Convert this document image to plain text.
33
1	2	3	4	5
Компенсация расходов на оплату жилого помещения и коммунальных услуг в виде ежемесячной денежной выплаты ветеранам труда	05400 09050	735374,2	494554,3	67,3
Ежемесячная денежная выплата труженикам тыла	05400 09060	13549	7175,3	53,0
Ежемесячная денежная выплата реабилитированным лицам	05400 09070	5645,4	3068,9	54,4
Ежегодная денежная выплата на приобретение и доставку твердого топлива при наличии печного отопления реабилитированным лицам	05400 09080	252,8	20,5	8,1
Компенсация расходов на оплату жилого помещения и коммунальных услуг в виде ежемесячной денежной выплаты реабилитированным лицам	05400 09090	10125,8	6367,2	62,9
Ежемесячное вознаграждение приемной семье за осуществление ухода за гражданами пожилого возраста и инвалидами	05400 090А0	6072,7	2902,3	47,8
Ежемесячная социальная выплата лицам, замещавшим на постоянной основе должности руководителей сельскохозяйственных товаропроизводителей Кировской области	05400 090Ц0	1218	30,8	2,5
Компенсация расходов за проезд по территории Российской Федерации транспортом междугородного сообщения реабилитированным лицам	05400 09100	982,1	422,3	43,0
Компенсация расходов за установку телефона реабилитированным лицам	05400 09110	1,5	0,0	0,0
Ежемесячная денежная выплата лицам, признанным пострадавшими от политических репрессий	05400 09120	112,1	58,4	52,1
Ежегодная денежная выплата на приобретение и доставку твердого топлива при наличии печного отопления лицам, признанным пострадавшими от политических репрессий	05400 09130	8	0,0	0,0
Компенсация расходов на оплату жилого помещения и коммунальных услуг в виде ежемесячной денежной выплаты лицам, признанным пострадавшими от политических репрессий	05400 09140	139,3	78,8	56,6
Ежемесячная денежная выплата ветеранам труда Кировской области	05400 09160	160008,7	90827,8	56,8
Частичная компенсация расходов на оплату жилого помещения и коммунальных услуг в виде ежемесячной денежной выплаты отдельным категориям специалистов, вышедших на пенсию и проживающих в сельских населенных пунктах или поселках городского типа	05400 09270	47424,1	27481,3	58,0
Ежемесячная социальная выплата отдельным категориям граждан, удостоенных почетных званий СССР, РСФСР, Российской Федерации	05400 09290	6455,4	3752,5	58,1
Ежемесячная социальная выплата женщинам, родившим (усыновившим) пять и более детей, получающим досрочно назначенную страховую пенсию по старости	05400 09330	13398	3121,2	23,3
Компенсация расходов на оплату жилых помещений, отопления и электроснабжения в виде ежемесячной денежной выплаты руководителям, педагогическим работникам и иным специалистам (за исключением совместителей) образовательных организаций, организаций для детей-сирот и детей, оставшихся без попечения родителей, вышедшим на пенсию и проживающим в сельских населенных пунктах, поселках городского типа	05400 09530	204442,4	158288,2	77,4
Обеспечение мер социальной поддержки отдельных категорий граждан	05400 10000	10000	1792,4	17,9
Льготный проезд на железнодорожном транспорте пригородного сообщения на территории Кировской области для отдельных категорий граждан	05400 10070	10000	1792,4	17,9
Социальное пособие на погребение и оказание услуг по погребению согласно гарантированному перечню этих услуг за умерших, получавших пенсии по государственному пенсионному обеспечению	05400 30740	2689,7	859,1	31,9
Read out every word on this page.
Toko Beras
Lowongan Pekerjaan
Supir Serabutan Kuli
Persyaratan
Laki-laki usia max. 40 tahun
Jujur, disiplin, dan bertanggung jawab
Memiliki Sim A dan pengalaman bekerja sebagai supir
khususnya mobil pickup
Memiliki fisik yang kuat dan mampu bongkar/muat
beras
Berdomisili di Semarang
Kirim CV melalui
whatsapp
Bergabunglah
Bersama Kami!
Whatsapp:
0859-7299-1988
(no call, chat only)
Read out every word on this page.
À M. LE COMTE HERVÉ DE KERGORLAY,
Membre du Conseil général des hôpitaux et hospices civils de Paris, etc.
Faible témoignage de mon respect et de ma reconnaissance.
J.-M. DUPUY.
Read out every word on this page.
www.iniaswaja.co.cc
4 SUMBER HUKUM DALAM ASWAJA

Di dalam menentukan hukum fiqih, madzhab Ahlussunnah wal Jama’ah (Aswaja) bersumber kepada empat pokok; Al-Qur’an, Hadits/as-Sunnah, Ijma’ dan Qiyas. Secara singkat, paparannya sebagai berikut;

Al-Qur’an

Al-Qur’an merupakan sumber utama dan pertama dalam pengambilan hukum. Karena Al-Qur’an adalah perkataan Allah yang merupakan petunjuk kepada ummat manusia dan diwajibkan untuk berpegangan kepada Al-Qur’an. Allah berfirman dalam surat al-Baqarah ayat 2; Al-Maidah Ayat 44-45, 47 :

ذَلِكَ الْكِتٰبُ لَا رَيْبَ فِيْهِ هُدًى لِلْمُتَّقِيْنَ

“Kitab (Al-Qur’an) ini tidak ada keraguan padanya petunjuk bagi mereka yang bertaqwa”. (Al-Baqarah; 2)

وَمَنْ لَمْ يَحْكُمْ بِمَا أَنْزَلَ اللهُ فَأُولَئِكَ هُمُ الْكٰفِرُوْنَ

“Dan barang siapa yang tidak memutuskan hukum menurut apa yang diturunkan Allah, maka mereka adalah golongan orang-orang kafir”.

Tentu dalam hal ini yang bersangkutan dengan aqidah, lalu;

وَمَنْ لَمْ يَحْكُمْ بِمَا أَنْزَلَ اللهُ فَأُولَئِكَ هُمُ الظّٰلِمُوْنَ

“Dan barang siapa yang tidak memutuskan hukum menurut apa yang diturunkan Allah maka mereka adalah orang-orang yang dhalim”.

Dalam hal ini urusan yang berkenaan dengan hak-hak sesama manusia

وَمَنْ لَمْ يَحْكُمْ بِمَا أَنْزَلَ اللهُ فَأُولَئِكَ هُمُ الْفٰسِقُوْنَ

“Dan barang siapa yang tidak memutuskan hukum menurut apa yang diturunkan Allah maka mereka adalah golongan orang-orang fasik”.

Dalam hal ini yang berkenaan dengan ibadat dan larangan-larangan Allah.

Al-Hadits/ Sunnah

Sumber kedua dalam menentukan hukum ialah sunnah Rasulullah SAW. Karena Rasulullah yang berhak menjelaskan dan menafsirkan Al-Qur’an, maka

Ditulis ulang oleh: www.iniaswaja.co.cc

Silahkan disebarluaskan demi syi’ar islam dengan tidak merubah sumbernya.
# # #
▶ WORK TO COMPLETE:
Repeat the entries shown above, every one, word for word.

▶ TASK SOLUTION:
Convert this document image to plain text.
33
1	2	3	4	5
Компенсация расходов на оплату жилого помещения и коммунальных услуг в виде ежемесячной денежной выплаты ветеранам труда	05400 09050	735374,2	494554,3	67,3
Ежемесячная денежная выплата труженикам тыла	05400 09060	13549	7175,3	53,0
Ежемесячная денежная выплата реабилитированным лицам	05400 09070	5645,4	3068,9	54,4
Ежегодная денежная выплата на приобретение и доставку твердого топлива при наличии печного отопления реабилитированным лицам	05400 09080	252,8	20,5	8,1
Компенсация расходов на оплату жилого помещения и коммунальных услуг в виде ежемесячной денежной выплаты реабилитированным лицам	05400 09090	10125,8	6367,2	62,9
Ежемесячное вознаграждение приемной семье за осуществление ухода за гражданами пожилого возраста и инвалидами	05400 090А0	6072,7	2902,3	47,8
Ежемесячная социальная выплата лицам, замещавшим на постоянной основе должности руководителей сельскохозяйственных товаропроизводителей Кировской области	05400 090Ц0	1218	30,8	2,5
Компенсация расходов за проезд по территории Российской Федерации транспортом междугородного сообщения реабилитированным лицам	05400 09100	982,1	422,3	43,0
Компенсация расходов за установку телефона реабилитированным лицам	05400 09110	1,5	0,0	0,0
Ежемесячная денежная выплата лицам, признанным пострадавшими от политических репрессий	05400 09120	112,1	58,4	52,1
Ежегодная денежная выплата на приобретение и доставку твердого топлива при наличии печного отопления лицам, признанным пострадавшими от политических репрессий	05400 09130	8	0,0	0,0
Компенсация расходов на оплату жилого помещения и коммунальных услуг в виде ежемесячной денежной выплаты лицам, признанным пострадавшими от политических репрессий	05400 09140	139,3	78,8	56,6
Ежемесячная денежная выплата ветеранам труда Кировской области	05400 09160	160008,7	90827,8	56,8
Частичная компенсация расходов на оплату жилого помещения и коммунальных услуг в виде ежемесячной денежной выплаты отдельным категориям специалистов, вышедших на пенсию и проживающих в сельских населенных пунктах или поселках городского типа	05400 09270	47424,1	27481,3	58,0
Ежемесячная социальная выплата отдельным категориям граждан, удостоенных почетных званий СССР, РСФСР, Российской Федерации	05400 09290	6455,4	3752,5	58,1
Ежемесячная социальная выплата женщинам, родившим (усыновившим) пять и более детей, получающим досрочно назначенную страховую пенсию по старости	05400 09330	13398	3121,2	23,3
Компенсация расходов на оплату жилых помещений, отопления и электроснабжения в виде ежемесячной денежной выплаты руководителям, педагогическим работникам и иным специалистам (за исключением совместителей) образовательных организаций, организаций для детей-сирот и детей, оставшихся без попечения родителей, вышедшим на пенсию и проживающим в сельских населенных пунктах, поселках городского типа	05400 09530	204442,4	158288,2	77,4
Обеспечение мер социальной поддержки отдельных категорий граждан	05400 10000	10000	1792,4	17,9
Льготный проезд на железнодорожном транспорте пригородного сообщения на территории Кировской области для отдельных категорий граждан	05400 10070	10000	1792,4	17,9
Социальное пособие на погребение и оказание услуг по погребению согласно гарантированному перечню этих услуг за умерших, получавших пенсии по государственному пенсионному обеспечению	05400 30740	2689,7	859,1	31,9
Read out every word on this page.
Toko Beras
Lowongan Pekerjaan
Supir Serabutan Kuli
Persyaratan
Laki-laki usia max. 40 tahun
Jujur, disiplin, dan bertanggung jawab
Memiliki Sim A dan pengalaman bekerja sebagai supir
khususnya mobil pickup
Memiliki fisik yang kuat dan mampu bongkar/muat
beras
Berdomisili di Semarang
Kirim CV melalui
whatsapp
Bergabunglah
Bersama Kami!
Whatsapp:
0859-7299-1988
(no call, chat only)
Read out every word on this page.
À M. LE COMTE HERVÉ DE KERGORLAY,
Membre du Conseil général des hôpitaux et hospices civils de Paris, etc.
Faible témoignage de mon respect et de ma reconnaissance.
J.-M. DUPUY.
Read out every word on this page.
www.iniaswaja.co.cc
4 SUMBER HUKUM DALAM ASWAJA

Di dalam menentukan hukum fiqih, madzhab Ahlussunnah wal Jama’ah (Aswaja) bersumber kepada empat pokok; Al-Qur’an, Hadits/as-Sunnah, Ijma’ dan Qiyas. Secara singkat, paparannya sebagai berikut;

Al-Qur’an

Al-Qur’an merupakan sumber utama dan pertama dalam pengambilan hukum. Karena Al-Qur’an adalah perkataan Allah yang merupakan petunjuk kepada ummat manusia dan diwajibkan untuk berpegangan kepada Al-Qur’an. Allah berfirman dalam surat al-Baqarah ayat 2; Al-Maidah Ayat 44-45, 47 :

ذَلِكَ الْكِتٰبُ لَا رَيْبَ فِيْهِ هُدًى لِلْمُتَّقِيْنَ

“Kitab (Al-Qur’an) ini tidak ada keraguan padanya petunjuk bagi mereka yang bertaqwa”. (Al-Baqarah; 2)

وَمَنْ لَمْ يَحْكُمْ بِمَا أَنْزَلَ اللهُ فَأُولَئِكَ هُمُ الْكٰفِرُوْنَ

“Dan barang siapa yang tidak memutuskan hukum menurut apa yang diturunkan Allah, maka mereka adalah golongan orang-orang kafir”.

Tentu dalam hal ini yang bersangkutan dengan aqidah, lalu;

وَمَنْ لَمْ يَحْكُمْ بِمَا أَنْزَلَ اللهُ فَأُولَئِكَ هُمُ الظّٰلِمُوْنَ

“Dan barang siapa yang tidak memutuskan hukum menurut apa yang diturunkan Allah maka mereka adalah orang-orang yang dhalim”.

Dalam hal ini urusan yang berkenaan dengan hak-hak sesama manusia

وَمَنْ لَمْ يَحْكُمْ بِمَا أَنْزَلَ اللهُ فَأُولَئِكَ هُمُ الْفٰسِقُوْنَ

“Dan barang siapa yang tidak memutuskan hukum menurut apa yang diturunkan Allah maka mereka adalah golongan orang-orang fasik”.

Dalam hal ini yang berkenaan dengan ibadat dan larangan-larangan Allah.

Al-Hadits/ Sunnah

Sumber kedua dalam menentukan hukum ialah sunnah Rasulullah SAW. Karena Rasulullah yang berhak menjelaskan dan menafsirkan Al-Qur’an, maka

Ditulis ulang oleh: www.iniaswaja.co.cc

Silahkan disebarluaskan demi syi’ar islam dengan tidak merubah sumbernya.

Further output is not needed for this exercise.